TASK DESCRIPTION: Set down each line of the data below exactly as it stands, dropping the pictures.

ENTRIES SUPPLIED:
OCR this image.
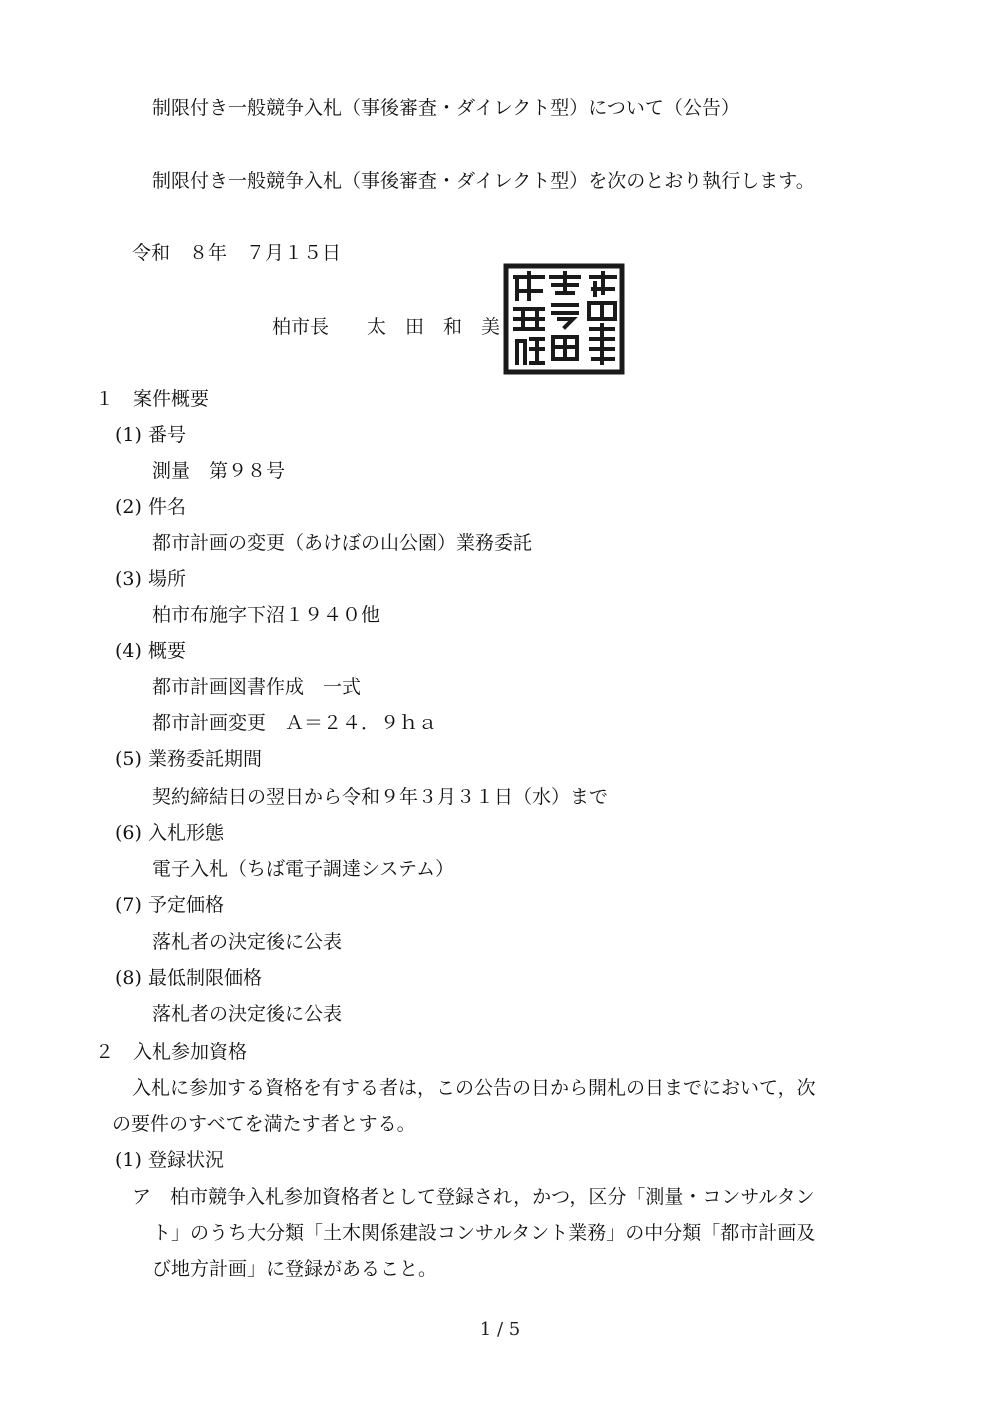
制限付き一般競争入札（事後審査・ダイレクト型）について（公告）
制限付き一般競争入札（事後審査・ダイレクト型）を次のとおり執行します。
令和　８年　７月１５日
柏市長　　太　田　和　美
１　案件概要
(1) 番号
測量　第９８号
(2) 件名
都市計画の変更（あけぼの山公園）業務委託
(3) 場所
柏市布施字下沼１９４０他
(4) 概要
都市計画図書作成　一式
都市計画変更　Ａ＝２４．９ｈａ
(5) 業務委託期間
契約締結日の翌日から令和９年３月３１日（水）まで
(6) 入札形態
電子入札（ちば電子調達システム）
(7) 予定価格
落札者の決定後に公表
(8) 最低制限価格
落札者の決定後に公表
２　入札参加資格
入札に参加する資格を有する者は，この公告の日から開札の日までにおいて，次
の要件のすべてを満たす者とする。
(1) 登録状況
ア　柏市競争入札参加資格者として登録され，かつ，区分「測量・コンサルタン
ト」のうち大分類「土木関係建設コンサルタント業務」の中分類「都市計画及
び地方計画」に登録があること。
1 / 5
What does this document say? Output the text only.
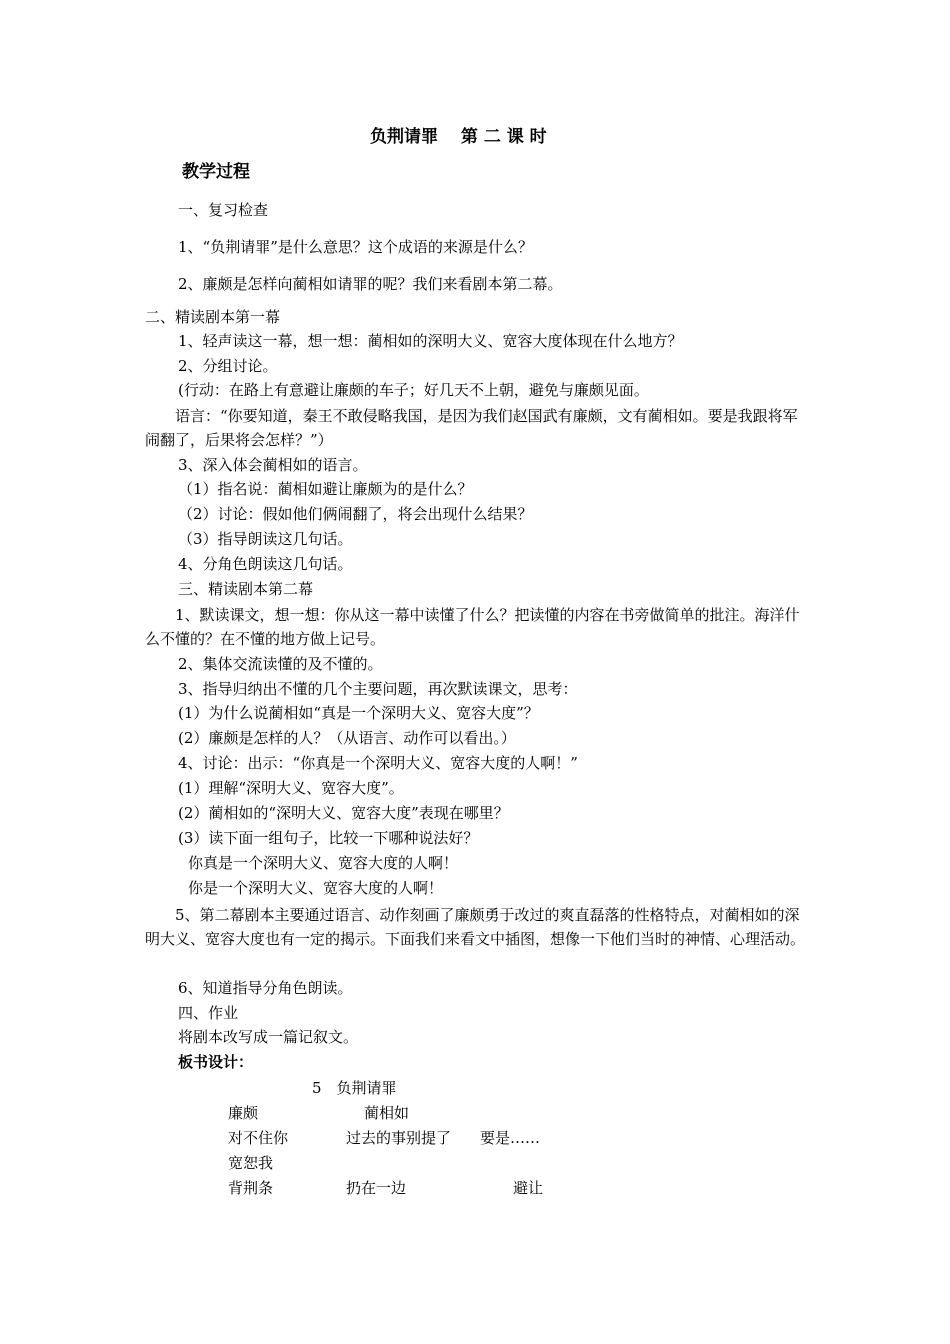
负荆请罪　 第 二 课 时
教学过程
一、复习检查
1、“负荆请罪”是什么意思？这个成语的来源是什么？
2、廉颇是怎样向蔺相如请罪的呢？我们来看剧本第二幕。
二、精读剧本第一幕
1、轻声读这一幕，想一想：蔺相如的深明大义、宽容大度体现在什么地方？
2、分组讨论。
(行动：在路上有意避让廉颇的车子；好几天不上朝，避免与廉颇见面。
语言：“你要知道，秦王不敢侵略我国，是因为我们赵国武有廉颇，文有蔺相如。要是我跟将军闹翻了，后果将会怎样？”）
3、深入体会蔺相如的语言。
（1）指名说：蔺相如避让廉颇为的是什么？
（2）讨论：假如他们俩闹翻了，将会出现什么结果？
（3）指导朗读这几句话。
4、分角色朗读这几句话。
三、精读剧本第二幕
1、默读课文，想一想：你从这一幕中读懂了什么？把读懂的内容在书旁做简单的批注。海洋什么不懂的？在不懂的地方做上记号。
2、集体交流读懂的及不懂的。
3、指导归纳出不懂的几个主要问题，再次默读课文，思考：
(1）为什么说蔺相如“真是一个深明大义、宽容大度”？
(2）廉颇是怎样的人？（从语言、动作可以看出。）
4、讨论：出示：“你真是一个深明大义、宽容大度的人啊！”
(1）理解“深明大义、宽容大度”。
(2）蔺相如的“深明大义、宽容大度”表现在哪里？
(3）读下面一组句子，比较一下哪种说法好？
你真是一个深明大义、宽容大度的人啊！
你是一个深明大义、宽容大度的人啊！
5、第二幕剧本主要通过语言、动作刻画了廉颇勇于改过的爽直磊落的性格特点，对蔺相如的深明大义、宽容大度也有一定的揭示。下面我们来看文中插图，想像一下他们当时的神情、心理活动。
6、知道指导分角色朗读。
四、作业
将剧本改写成一篇记叙文。
板书设计：
5　负荆请罪
廉颇	蔺相如
对不住你	过去的事别提了 要是……
宽恕我
背荆条	扔在一边	避让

EXPECTED ANSWER:
OCR this image.
制限付き一般競争入札（事後審査・ダイレクト型）について（公告）
制限付き一般競争入札（事後審査・ダイレクト型）を次のとおり執行します。
令和　８年　７月１５日
柏市長　　太　田　和　美
１　案件概要
(1) 番号
測量　第９８号
(2) 件名
都市計画の変更（あけぼの山公園）業務委託
(3) 場所
柏市布施字下沼１９４０他
(4) 概要
都市計画図書作成　一式
都市計画変更　Ａ＝２４．９ｈａ
(5) 業務委託期間
契約締結日の翌日から令和９年３月３１日（水）まで
(6) 入札形態
電子入札（ちば電子調達システム）
(7) 予定価格
落札者の決定後に公表
(8) 最低制限価格
落札者の決定後に公表
２　入札参加資格
入札に参加する資格を有する者は，この公告の日から開札の日までにおいて，次
の要件のすべてを満たす者とする。
(1) 登録状況
ア　柏市競争入札参加資格者として登録され，かつ，区分「測量・コンサルタン
ト」のうち大分類「土木関係建設コンサルタント業務」の中分類「都市計画及
び地方計画」に登録があること。
1 / 5
What does this document say? Output the text only.
负荆请罪　 第 二 课 时
教学过程
一、复习检查
1、“负荆请罪”是什么意思？这个成语的来源是什么？
2、廉颇是怎样向蔺相如请罪的呢？我们来看剧本第二幕。
二、精读剧本第一幕
1、轻声读这一幕，想一想：蔺相如的深明大义、宽容大度体现在什么地方？
2、分组讨论。
(行动：在路上有意避让廉颇的车子；好几天不上朝，避免与廉颇见面。
语言：“你要知道，秦王不敢侵略我国，是因为我们赵国武有廉颇，文有蔺相如。要是我跟将军闹翻了，后果将会怎样？”）
3、深入体会蔺相如的语言。
（1）指名说：蔺相如避让廉颇为的是什么？
（2）讨论：假如他们俩闹翻了，将会出现什么结果？
（3）指导朗读这几句话。
4、分角色朗读这几句话。
三、精读剧本第二幕
1、默读课文，想一想：你从这一幕中读懂了什么？把读懂的内容在书旁做简单的批注。海洋什么不懂的？在不懂的地方做上记号。
2、集体交流读懂的及不懂的。
3、指导归纳出不懂的几个主要问题，再次默读课文，思考：
(1）为什么说蔺相如“真是一个深明大义、宽容大度”？
(2）廉颇是怎样的人？（从语言、动作可以看出。）
4、讨论：出示：“你真是一个深明大义、宽容大度的人啊！”
(1）理解“深明大义、宽容大度”。
(2）蔺相如的“深明大义、宽容大度”表现在哪里？
(3）读下面一组句子，比较一下哪种说法好？
你真是一个深明大义、宽容大度的人啊！
你是一个深明大义、宽容大度的人啊！
5、第二幕剧本主要通过语言、动作刻画了廉颇勇于改过的爽直磊落的性格特点，对蔺相如的深明大义、宽容大度也有一定的揭示。下面我们来看文中插图，想像一下他们当时的神情、心理活动。
6、知道指导分角色朗读。
四、作业
将剧本改写成一篇记叙文。
板书设计：
5　负荆请罪
廉颇	蔺相如
对不住你	过去的事别提了 要是……
宽恕我
背荆条	扔在一边	避让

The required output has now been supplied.